* **What you will do**: Retype the records below exactly as they appear.

--------

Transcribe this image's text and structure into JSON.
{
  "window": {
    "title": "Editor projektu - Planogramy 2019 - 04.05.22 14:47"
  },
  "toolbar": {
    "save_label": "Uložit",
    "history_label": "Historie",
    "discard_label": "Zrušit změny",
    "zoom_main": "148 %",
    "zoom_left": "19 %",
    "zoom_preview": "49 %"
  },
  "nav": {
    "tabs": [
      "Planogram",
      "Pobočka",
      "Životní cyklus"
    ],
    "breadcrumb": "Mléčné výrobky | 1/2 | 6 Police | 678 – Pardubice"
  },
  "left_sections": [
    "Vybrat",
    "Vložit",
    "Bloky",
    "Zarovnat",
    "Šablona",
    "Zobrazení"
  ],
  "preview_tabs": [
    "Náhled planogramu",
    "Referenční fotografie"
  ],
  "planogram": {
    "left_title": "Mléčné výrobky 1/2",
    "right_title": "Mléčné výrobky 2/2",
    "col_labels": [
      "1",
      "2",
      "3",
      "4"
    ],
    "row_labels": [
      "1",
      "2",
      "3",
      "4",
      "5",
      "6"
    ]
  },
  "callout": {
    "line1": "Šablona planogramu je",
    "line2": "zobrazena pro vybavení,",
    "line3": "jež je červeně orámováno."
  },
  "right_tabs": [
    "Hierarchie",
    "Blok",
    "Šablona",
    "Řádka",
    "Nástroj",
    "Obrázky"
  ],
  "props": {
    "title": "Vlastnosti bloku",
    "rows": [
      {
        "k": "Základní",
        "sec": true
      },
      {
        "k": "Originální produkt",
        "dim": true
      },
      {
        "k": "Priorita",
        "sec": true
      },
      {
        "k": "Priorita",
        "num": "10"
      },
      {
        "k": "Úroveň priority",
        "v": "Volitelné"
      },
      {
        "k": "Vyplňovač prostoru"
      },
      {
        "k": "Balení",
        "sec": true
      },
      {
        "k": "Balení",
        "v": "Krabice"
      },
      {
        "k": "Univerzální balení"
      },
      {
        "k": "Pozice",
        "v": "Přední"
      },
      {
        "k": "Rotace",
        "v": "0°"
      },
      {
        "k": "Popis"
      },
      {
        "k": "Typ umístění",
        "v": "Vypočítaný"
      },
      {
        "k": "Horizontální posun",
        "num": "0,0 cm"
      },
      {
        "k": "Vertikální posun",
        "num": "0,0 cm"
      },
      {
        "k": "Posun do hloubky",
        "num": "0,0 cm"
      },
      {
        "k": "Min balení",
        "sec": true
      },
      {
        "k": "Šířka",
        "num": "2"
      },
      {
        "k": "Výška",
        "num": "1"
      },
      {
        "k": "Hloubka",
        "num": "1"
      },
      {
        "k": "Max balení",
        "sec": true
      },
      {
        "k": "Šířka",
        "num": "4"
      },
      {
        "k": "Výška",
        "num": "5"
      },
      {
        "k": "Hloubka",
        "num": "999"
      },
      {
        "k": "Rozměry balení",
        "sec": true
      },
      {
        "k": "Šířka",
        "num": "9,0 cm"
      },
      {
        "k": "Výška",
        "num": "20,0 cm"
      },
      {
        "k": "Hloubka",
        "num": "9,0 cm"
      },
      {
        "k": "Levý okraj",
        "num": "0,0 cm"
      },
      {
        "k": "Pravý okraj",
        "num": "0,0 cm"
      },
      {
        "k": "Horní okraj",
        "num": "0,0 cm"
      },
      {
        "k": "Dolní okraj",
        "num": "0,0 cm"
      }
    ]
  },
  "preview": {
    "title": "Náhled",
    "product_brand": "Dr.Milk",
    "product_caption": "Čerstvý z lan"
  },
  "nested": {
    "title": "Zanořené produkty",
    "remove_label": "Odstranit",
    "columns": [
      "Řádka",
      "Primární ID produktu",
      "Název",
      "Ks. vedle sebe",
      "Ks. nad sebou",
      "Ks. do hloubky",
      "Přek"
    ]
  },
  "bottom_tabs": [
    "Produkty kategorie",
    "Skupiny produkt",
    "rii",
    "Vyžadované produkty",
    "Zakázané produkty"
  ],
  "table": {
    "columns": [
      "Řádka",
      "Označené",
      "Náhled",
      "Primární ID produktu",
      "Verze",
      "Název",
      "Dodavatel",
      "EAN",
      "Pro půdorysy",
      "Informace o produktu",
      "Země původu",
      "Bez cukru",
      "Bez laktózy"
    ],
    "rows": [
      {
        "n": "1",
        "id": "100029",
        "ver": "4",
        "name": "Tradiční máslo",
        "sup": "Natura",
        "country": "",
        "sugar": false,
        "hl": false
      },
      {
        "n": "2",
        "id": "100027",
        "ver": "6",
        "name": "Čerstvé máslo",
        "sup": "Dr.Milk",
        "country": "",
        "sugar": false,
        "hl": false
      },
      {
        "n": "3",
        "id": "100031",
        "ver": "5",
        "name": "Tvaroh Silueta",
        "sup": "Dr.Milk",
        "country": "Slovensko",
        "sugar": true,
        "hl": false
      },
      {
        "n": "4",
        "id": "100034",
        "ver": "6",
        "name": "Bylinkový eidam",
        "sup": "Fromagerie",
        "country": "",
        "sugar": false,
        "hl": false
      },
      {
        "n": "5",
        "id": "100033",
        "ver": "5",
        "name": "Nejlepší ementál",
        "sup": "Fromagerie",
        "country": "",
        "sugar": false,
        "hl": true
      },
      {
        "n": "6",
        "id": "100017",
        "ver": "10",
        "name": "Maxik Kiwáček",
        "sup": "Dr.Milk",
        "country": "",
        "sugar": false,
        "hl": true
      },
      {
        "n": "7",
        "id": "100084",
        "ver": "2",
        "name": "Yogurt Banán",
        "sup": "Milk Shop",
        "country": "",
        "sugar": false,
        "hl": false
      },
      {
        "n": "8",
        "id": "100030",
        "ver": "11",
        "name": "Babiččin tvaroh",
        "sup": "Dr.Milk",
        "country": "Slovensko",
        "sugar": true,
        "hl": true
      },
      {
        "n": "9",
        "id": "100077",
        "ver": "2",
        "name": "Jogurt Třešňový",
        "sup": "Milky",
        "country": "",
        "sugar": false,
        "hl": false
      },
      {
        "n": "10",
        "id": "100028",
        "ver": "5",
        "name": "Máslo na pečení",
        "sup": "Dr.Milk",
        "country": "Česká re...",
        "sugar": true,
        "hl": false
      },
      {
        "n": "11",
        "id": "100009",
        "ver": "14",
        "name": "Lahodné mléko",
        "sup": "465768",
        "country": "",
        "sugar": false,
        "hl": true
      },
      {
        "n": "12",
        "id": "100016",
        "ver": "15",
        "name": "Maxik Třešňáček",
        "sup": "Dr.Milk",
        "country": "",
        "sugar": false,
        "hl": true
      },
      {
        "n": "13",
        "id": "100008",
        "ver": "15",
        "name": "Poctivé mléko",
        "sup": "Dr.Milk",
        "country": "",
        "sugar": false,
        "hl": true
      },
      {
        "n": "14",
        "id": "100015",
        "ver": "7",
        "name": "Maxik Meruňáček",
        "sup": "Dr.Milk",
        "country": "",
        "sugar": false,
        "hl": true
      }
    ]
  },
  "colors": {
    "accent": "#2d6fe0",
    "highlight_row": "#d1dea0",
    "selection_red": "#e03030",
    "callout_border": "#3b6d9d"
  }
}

--------

* **The completed task**:
Transcribe this image's text and structure into JSON.
{
  "window": {
    "title": "Editor projektu - Planogramy 2019 - 04.05.22 14:47"
  },
  "toolbar": {
    "save_label": "Uložit",
    "history_label": "Historie",
    "discard_label": "Zrušit změny",
    "zoom_main": "148 %",
    "zoom_left": "19 %",
    "zoom_preview": "49 %"
  },
  "nav": {
    "tabs": [
      "Planogram",
      "Pobočka",
      "Životní cyklus"
    ],
    "breadcrumb": "Mléčné výrobky | 1/2 | 6 Police | 678 – Pardubice"
  },
  "left_sections": [
    "Vybrat",
    "Vložit",
    "Bloky",
    "Zarovnat",
    "Šablona",
    "Zobrazení"
  ],
  "preview_tabs": [
    "Náhled planogramu",
    "Referenční fotografie"
  ],
  "planogram": {
    "left_title": "Mléčné výrobky 1/2",
    "right_title": "Mléčné výrobky 2/2",
    "col_labels": [
      "1",
      "2",
      "3",
      "4"
    ],
    "row_labels": [
      "1",
      "2",
      "3",
      "4",
      "5",
      "6"
    ]
  },
  "callout": {
    "line1": "Šablona planogramu je",
    "line2": "zobrazena pro vybavení,",
    "line3": "jež je červeně orámováno."
  },
  "right_tabs": [
    "Hierarchie",
    "Blok",
    "Šablona",
    "Řádka",
    "Nástroj",
    "Obrázky"
  ],
  "props": {
    "title": "Vlastnosti bloku",
    "rows": [
      {
        "k": "Základní",
        "sec": true
      },
      {
        "k": "Originální produkt",
        "dim": true
      },
      {
        "k": "Priorita",
        "sec": true
      },
      {
        "k": "Priorita",
        "num": "10"
      },
      {
        "k": "Úroveň priority",
        "v": "Volitelné"
      },
      {
        "k": "Vyplňovač prostoru"
      },
      {
        "k": "Balení",
        "sec": true
      },
      {
        "k": "Balení",
        "v": "Krabice"
      },
      {
        "k": "Univerzální balení"
      },
      {
        "k": "Pozice",
        "v": "Přední"
      },
      {
        "k": "Rotace",
        "v": "0°"
      },
      {
        "k": "Popis"
      },
      {
        "k": "Typ umístění",
        "v": "Vypočítaný"
      },
      {
        "k": "Horizontální posun",
        "num": "0,0 cm"
      },
      {
        "k": "Vertikální posun",
        "num": "0,0 cm"
      },
      {
        "k": "Posun do hloubky",
        "num": "0,0 cm"
      },
      {
        "k": "Min balení",
        "sec": true
      },
      {
        "k": "Šířka",
        "num": "2"
      },
      {
        "k": "Výška",
        "num": "1"
      },
      {
        "k": "Hloubka",
        "num": "1"
      },
      {
        "k": "Max balení",
        "sec": true
      },
      {
        "k": "Šířka",
        "num": "4"
      },
      {
        "k": "Výška",
        "num": "5"
      },
      {
        "k": "Hloubka",
        "num": "999"
      },
      {
        "k": "Rozměry balení",
        "sec": true
      },
      {
        "k": "Šířka",
        "num": "9,0 cm"
      },
      {
        "k": "Výška",
        "num": "20,0 cm"
      },
      {
        "k": "Hloubka",
        "num": "9,0 cm"
      },
      {
        "k": "Levý okraj",
        "num": "0,0 cm"
      },
      {
        "k": "Pravý okraj",
        "num": "0,0 cm"
      },
      {
        "k": "Horní okraj",
        "num": "0,0 cm"
      },
      {
        "k": "Dolní okraj",
        "num": "0,0 cm"
      }
    ]
  },
  "preview": {
    "title": "Náhled",
    "product_brand": "Dr.Milk",
    "product_caption": "Čerstvý z lan"
  },
  "nested": {
    "title": "Zanořené produkty",
    "remove_label": "Odstranit",
    "columns": [
      "Řádka",
      "Primární ID produktu",
      "Název",
      "Ks. vedle sebe",
      "Ks. nad sebou",
      "Ks. do hloubky",
      "Přek"
    ]
  },
  "bottom_tabs": [
    "Produkty kategorie",
    "Skupiny produkt",
    "rii",
    "Vyžadované produkty",
    "Zakázané produkty"
  ],
  "table": {
    "columns": [
      "Řádka",
      "Označené",
      "Náhled",
      "Primární ID produktu",
      "Verze",
      "Název",
      "Dodavatel",
      "EAN",
      "Pro půdorysy",
      "Informace o produktu",
      "Země původu",
      "Bez cukru",
      "Bez laktózy"
    ],
    "rows": [
      {
        "n": "1",
        "id": "100029",
        "ver": "4",
        "name": "Tradiční máslo",
        "sup": "Natura",
        "country": "",
        "sugar": false,
        "hl": false
      },
      {
        "n": "2",
        "id": "100027",
        "ver": "6",
        "name": "Čerstvé máslo",
        "sup": "Dr.Milk",
        "country": "",
        "sugar": false,
        "hl": false
      },
      {
        "n": "3",
        "id": "100031",
        "ver": "5",
        "name": "Tvaroh Silueta",
        "sup": "Dr.Milk",
        "country": "Slovensko",
        "sugar": true,
        "hl": false
      },
      {
        "n": "4",
        "id": "100034",
        "ver": "6",
        "name": "Bylinkový eidam",
        "sup": "Fromagerie",
        "country": "",
        "sugar": false,
        "hl": false
      },
      {
        "n": "5",
        "id": "100033",
        "ver": "5",
        "name": "Nejlepší ementál",
        "sup": "Fromagerie",
        "country": "",
        "sugar": false,
        "hl": true
      },
      {
        "n": "6",
        "id": "100017",
        "ver": "10",
        "name": "Maxik Kiwáček",
        "sup": "Dr.Milk",
        "country": "",
        "sugar": false,
        "hl": true
      },
      {
        "n": "7",
        "id": "100084",
        "ver": "2",
        "name": "Yogurt Banán",
        "sup": "Milk Shop",
        "country": "",
        "sugar": false,
        "hl": false
      },
      {
        "n": "8",
        "id": "100030",
        "ver": "11",
        "name": "Babiččin tvaroh",
        "sup": "Dr.Milk",
        "country": "Slovensko",
        "sugar": true,
        "hl": true
      },
      {
        "n": "9",
        "id": "100077",
        "ver": "2",
        "name": "Jogurt Třešňový",
        "sup": "Milky",
        "country": "",
        "sugar": false,
        "hl": false
      },
      {
        "n": "10",
        "id": "100028",
        "ver": "5",
        "name": "Máslo na pečení",
        "sup": "Dr.Milk",
        "country": "Česká re...",
        "sugar": true,
        "hl": false
      },
      {
        "n": "11",
        "id": "100009",
        "ver": "14",
        "name": "Lahodné mléko",
        "sup": "465768",
        "country": "",
        "sugar": false,
        "hl": true
      },
      {
        "n": "12",
        "id": "100016",
        "ver": "15",
        "name": "Maxik Třešňáček",
        "sup": "Dr.Milk",
        "country": "",
        "sugar": false,
        "hl": true
      },
      {
        "n": "13",
        "id": "100008",
        "ver": "15",
        "name": "Poctivé mléko",
        "sup": "Dr.Milk",
        "country": "",
        "sugar": false,
        "hl": true
      },
      {
        "n": "14",
        "id": "100015",
        "ver": "7",
        "name": "Maxik Meruňáček",
        "sup": "Dr.Milk",
        "country": "",
        "sugar": false,
        "hl": true
      }
    ]
  },
  "colors": {
    "accent": "#2d6fe0",
    "highlight_row": "#d1dea0",
    "selection_red": "#e03030",
    "callout_border": "#3b6d9d"
  }
}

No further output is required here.